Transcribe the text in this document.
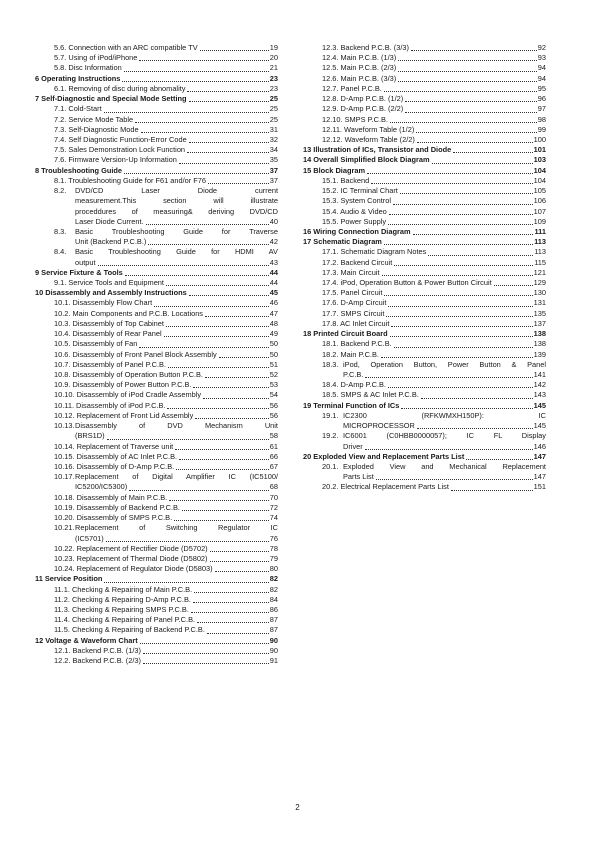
5.6. Connection with an ARC compatible TV	19
5.7. Using of iPod/iPhone	20
5.8. Disc Information	21
6 Operating Instructions	23
6.1. Removing of disc during abnomality	23
7 Self-Diagnostic and Special Mode Setting	25
7.1. Cold-Start	25
7.2. Service Mode Table	25
7.3. Self-Diagnostic Mode	31
7.4. Self Diagnostic Function-Error Code	32
7.5. Sales Demonstration Lock Function	34
7.6. Firmware Version-Up Information	35
8 Troubleshooting Guide	37
8.1. Troubleshooting Guide for F61 and/or F76	37
8.2.	DVD/CD Laser Diode current
measurement.This section will illustrate
proceddures of measuring& deriving DVD/CD
Laser Diode Current.	40
8.3.	Basic Troubleshooting Guide for Traverse
Unit (Backend P.C.B.)	42
8.4.	Basic Troubleshooting Guide for HDMI AV
output	43
9 Service Fixture & Tools	44
9.1. Service Tools and Equipment	44
10 Disassembly and Assembly Instructions	45
10.1. Disassembly Flow Chart	46
10.2. Main Components and P.C.B. Locations	47
10.3. Disassembly of Top Cabinet	48
10.4. Disassembly of Rear Panel	49
10.5. Disassembly of Fan	50
10.6. Disassembly of Front Panel Block Assembly	50
10.7. Disassembly of Panel P.C.B.	51
10.8. Disassembly of Operation Button P.C.B.	52
10.9. Disassembly of Power Button P.C.B.	53
10.10. Disassembly of iPod Cradle Assembly	54
10.11. Disassembly of iPod P.C.B.	56
10.12. Replacement of Front Lid Assembly	56
10.13. Disassembly of DVD Mechanism Unit
(BRS1D)	58
10.14. Replacement of Traverse unit	61
10.15. Disassembly of AC Inlet P.C.B.	66
10.16. Disassembly of D-Amp P.C.B.	67
10.17. Replacement of Digital Amplifier IC (IC5100/
IC5200/IC5300)	68
10.18. Disassembly of Main P.C.B.	70
10.19. Disassembly of Backend P.C.B.	72
10.20. Disassembly of SMPS P.C.B.	74
10.21. Replacement of Switching Regulator IC
(IC5701)	76
10.22. Replacement of Rectifier Diode (D5702)	78
10.23. Replacement of Thermal Diode (D5802)	79
10.24. Replacement of Regulator Diode (D5803)	80
11 Service Position	82
11.1. Checking & Repairing of Main P.C.B.	82
11.2. Checking & Repairing D-Amp P.C.B.	84
11.3. Checking & Repairing SMPS P.C.B.	86
11.4. Checking & Repairing of Panel P.C.B.	87
11.5. Checking & Repairing of Backend P.C.B.	87
12 Voltage & Waveform Chart	90
12.1. Backend P.C.B. (1/3)	90
12.2. Backend P.C.B. (2/3)	91
12.3. Backend P.C.B. (3/3)	92
12.4. Main P.C.B. (1/3)	93
12.5. Main P.C.B. (2/3)	94
12.6. Main P.C.B. (3/3)	94
12.7. Panel P.C.B.	95
12.8. D-Amp P.C.B. (1/2)	96
12.9. D-Amp P.C.B. (2/2)	97
12.10. SMPS P.C.B.	98
12.11. Waveform Table (1/2)	99
12.12. Waveform Table (2/2)	100
13 Illustration of ICs, Transistor and Diode	101
14 Overall Simplified Block Diagram	103
15 Block Diagram	104
15.1. Backend	104
15.2. IC Terminal Chart	105
15.3. System Control	106
15.4. Audio & Video	107
15.5. Power Supply	109
16 Wiring Connection Diagram	111
17 Schematic Diagram	113
17.1. Schematic Diagram Notes	113
17.2. Backend Circuit	115
17.3. Main Circuit	121
17.4. iPod, Operation Button & Power Button Circuit	129
17.5. Panel Circuit	130
17.6. D-Amp Circuit	131
17.7. SMPS Circuit	135
17.8. AC Inlet Circuit	137
18 Printed Circuit Board	138
18.1. Backend P.C.B.	138
18.2. Main P.C.B.	139
18.3. iPod, Operation Button, Power Button & Panel
P.C.B.	141
18.4. D-Amp P.C.B.	142
18.5. SMPS & AC Inlet P.C.B.	143
19 Terminal Function of ICs	145
19.1. IC2300 (RFKWMXH150P): IC
MICROPROCESSOR	145
19.2. IC6001 (C0HBB0000057); IC FL Display
Driver	146
20 Exploded View and Replacement Parts List	147
20.1. Exploded View and Mechanical Replacement
Parts List	147
20.2. Electrical Replacement Parts List	151
2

◇ ◇ ◇

▶ Goal
Images do not belong in the copy; reproduce all other parts of the records above verbatim.

▶ Result
Transcribe the text in this document.
5.6. Connection with an ARC compatible TV	19
5.7. Using of iPod/iPhone	20
5.8. Disc Information	21
6 Operating Instructions	23
6.1. Removing of disc during abnomality	23
7 Self-Diagnostic and Special Mode Setting	25
7.1. Cold-Start	25
7.2. Service Mode Table	25
7.3. Self-Diagnostic Mode	31
7.4. Self Diagnostic Function-Error Code	32
7.5. Sales Demonstration Lock Function	34
7.6. Firmware Version-Up Information	35
8 Troubleshooting Guide	37
8.1. Troubleshooting Guide for F61 and/or F76	37
8.2.	DVD/CD Laser Diode current
measurement.This section will illustrate
proceddures of measuring& deriving DVD/CD
Laser Diode Current.	40
8.3.	Basic Troubleshooting Guide for Traverse
Unit (Backend P.C.B.)	42
8.4.	Basic Troubleshooting Guide for HDMI AV
output	43
9 Service Fixture & Tools	44
9.1. Service Tools and Equipment	44
10 Disassembly and Assembly Instructions	45
10.1. Disassembly Flow Chart	46
10.2. Main Components and P.C.B. Locations	47
10.3. Disassembly of Top Cabinet	48
10.4. Disassembly of Rear Panel	49
10.5. Disassembly of Fan	50
10.6. Disassembly of Front Panel Block Assembly	50
10.7. Disassembly of Panel P.C.B.	51
10.8. Disassembly of Operation Button P.C.B.	52
10.9. Disassembly of Power Button P.C.B.	53
10.10. Disassembly of iPod Cradle Assembly	54
10.11. Disassembly of iPod P.C.B.	56
10.12. Replacement of Front Lid Assembly	56
10.13. Disassembly of DVD Mechanism Unit
(BRS1D)	58
10.14. Replacement of Traverse unit	61
10.15. Disassembly of AC Inlet P.C.B.	66
10.16. Disassembly of D-Amp P.C.B.	67
10.17. Replacement of Digital Amplifier IC (IC5100/
IC5200/IC5300)	68
10.18. Disassembly of Main P.C.B.	70
10.19. Disassembly of Backend P.C.B.	72
10.20. Disassembly of SMPS P.C.B.	74
10.21. Replacement of Switching Regulator IC
(IC5701)	76
10.22. Replacement of Rectifier Diode (D5702)	78
10.23. Replacement of Thermal Diode (D5802)	79
10.24. Replacement of Regulator Diode (D5803)	80
11 Service Position	82
11.1. Checking & Repairing of Main P.C.B.	82
11.2. Checking & Repairing D-Amp P.C.B.	84
11.3. Checking & Repairing SMPS P.C.B.	86
11.4. Checking & Repairing of Panel P.C.B.	87
11.5. Checking & Repairing of Backend P.C.B.	87
12 Voltage & Waveform Chart	90
12.1. Backend P.C.B. (1/3)	90
12.2. Backend P.C.B. (2/3)	91
12.3. Backend P.C.B. (3/3)	92
12.4. Main P.C.B. (1/3)	93
12.5. Main P.C.B. (2/3)	94
12.6. Main P.C.B. (3/3)	94
12.7. Panel P.C.B.	95
12.8. D-Amp P.C.B. (1/2)	96
12.9. D-Amp P.C.B. (2/2)	97
12.10. SMPS P.C.B.	98
12.11. Waveform Table (1/2)	99
12.12. Waveform Table (2/2)	100
13 Illustration of ICs, Transistor and Diode	101
14 Overall Simplified Block Diagram	103
15 Block Diagram	104
15.1. Backend	104
15.2. IC Terminal Chart	105
15.3. System Control	106
15.4. Audio & Video	107
15.5. Power Supply	109
16 Wiring Connection Diagram	111
17 Schematic Diagram	113
17.1. Schematic Diagram Notes	113
17.2. Backend Circuit	115
17.3. Main Circuit	121
17.4. iPod, Operation Button & Power Button Circuit	129
17.5. Panel Circuit	130
17.6. D-Amp Circuit	131
17.7. SMPS Circuit	135
17.8. AC Inlet Circuit	137
18 Printed Circuit Board	138
18.1. Backend P.C.B.	138
18.2. Main P.C.B.	139
18.3. iPod, Operation Button, Power Button & Panel
P.C.B.	141
18.4. D-Amp P.C.B.	142
18.5. SMPS & AC Inlet P.C.B.	143
19 Terminal Function of ICs	145
19.1. IC2300 (RFKWMXH150P): IC
MICROPROCESSOR	145
19.2. IC6001 (C0HBB0000057); IC FL Display
Driver	146
20 Exploded View and Replacement Parts List	147
20.1. Exploded View and Mechanical Replacement
Parts List	147
20.2. Electrical Replacement Parts List	151
2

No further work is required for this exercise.